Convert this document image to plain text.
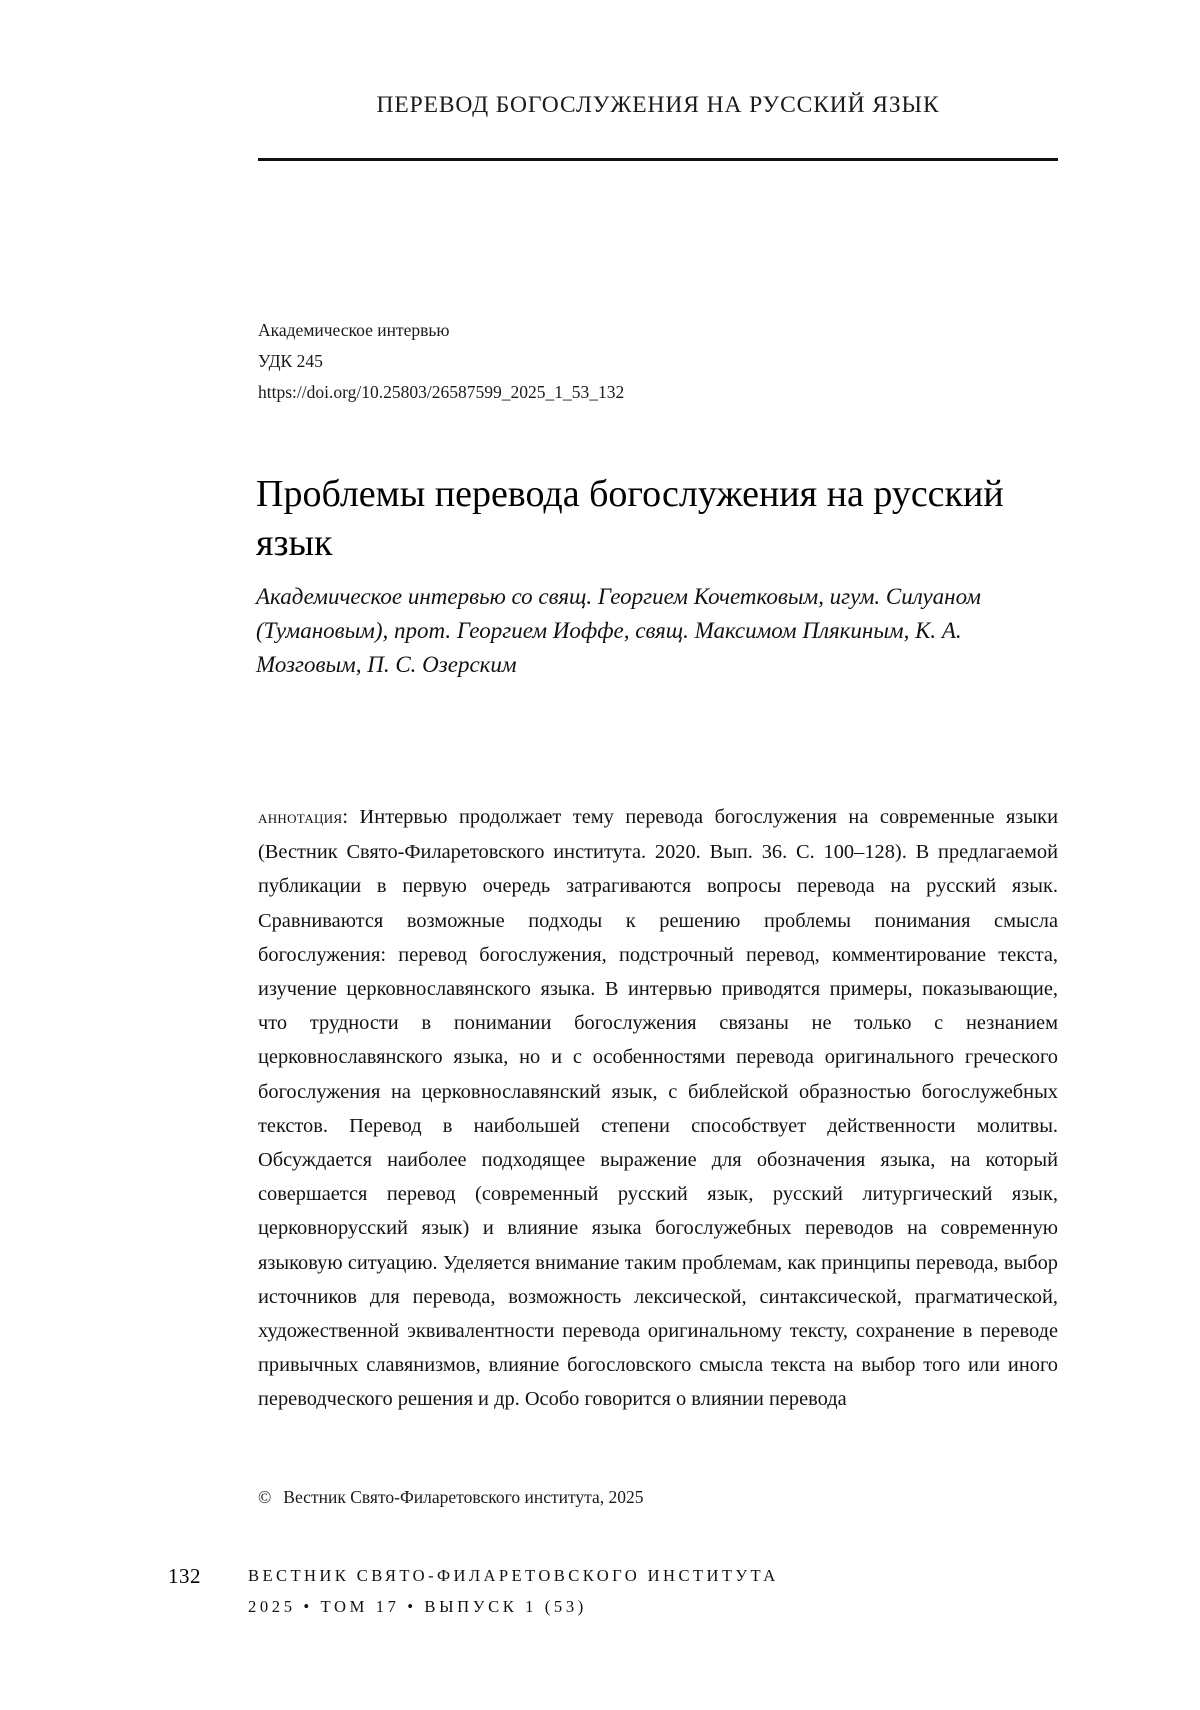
ПЕРЕВОД БОГОСЛУЖЕНИЯ НА РУССКИЙ ЯЗЫК
Академическое интервью
УДК 245
https://doi.org/10.25803/26587599_2025_1_53_132
Проблемы перевода богослужения на русский язык
Академическое интервью со свящ. Георгием Кочетковым, игум. Силуаном (Тумановым), прот. Георгием Иоффе, свящ. Максимом Плякиным, К. А. Мозговым, П. С. Озерским
аннотация: Интервью продолжает тему перевода богослужения на современные языки (Вестник Свято-Филаретовского института. 2020. Вып. 36. С. 100–128). В предлагаемой публикации в первую очередь затрагиваются вопросы перевода на русский язык. Сравниваются возможные подходы к решению проблемы понимания смысла богослужения: перевод богослужения, подстрочный перевод, комментирование текста, изучение церковнославянского языка. В интервью приводятся примеры, показывающие, что трудности в понимании богослужения связаны не только с незнанием церковнославянского языка, но и с особенностями перевода оригинального греческого богослужения на церковнославянский язык, с библейской образностью богослужебных текстов. Перевод в наибольшей степени способствует действенности молитвы. Обсуждается наиболее подходящее выражение для обозначения языка, на который совершается перевод (современный русский язык, русский литургический язык, церковнорусский язык) и влияние языка богослужебных переводов на современную языковую ситуацию. Уделяется внимание таким проблемам, как принципы перевода, выбор источников для перевода, возможность лексической, синтаксической, прагматической, художественной эквивалентности перевода оригинальному тексту, сохранение в переводе привычных славянизмов, влияние богословского смысла текста на выбор того или иного переводческого решения и др. Особо говорится о влиянии перевода
© Вестник Свято-Филаретовского института, 2025
132	ВЕСТНИК СВЯТО-ФИЛАРЕТОВСКОГО ИНСТИТУТА
2025 • ТОМ 17 • ВЫПУСК 1 (53)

####

Look through the data above. Copy every line with the string "Академическое" in it.

:: WORKED SOLUTION ::
Академическое интервью
Академическое интервью со свящ. Георгием Кочетковым, игум. Силуаном (Тумановым), прот. Георгием Иоффе, свящ. Максимом Плякиным, К. А. Мозговым, П. С. Озерским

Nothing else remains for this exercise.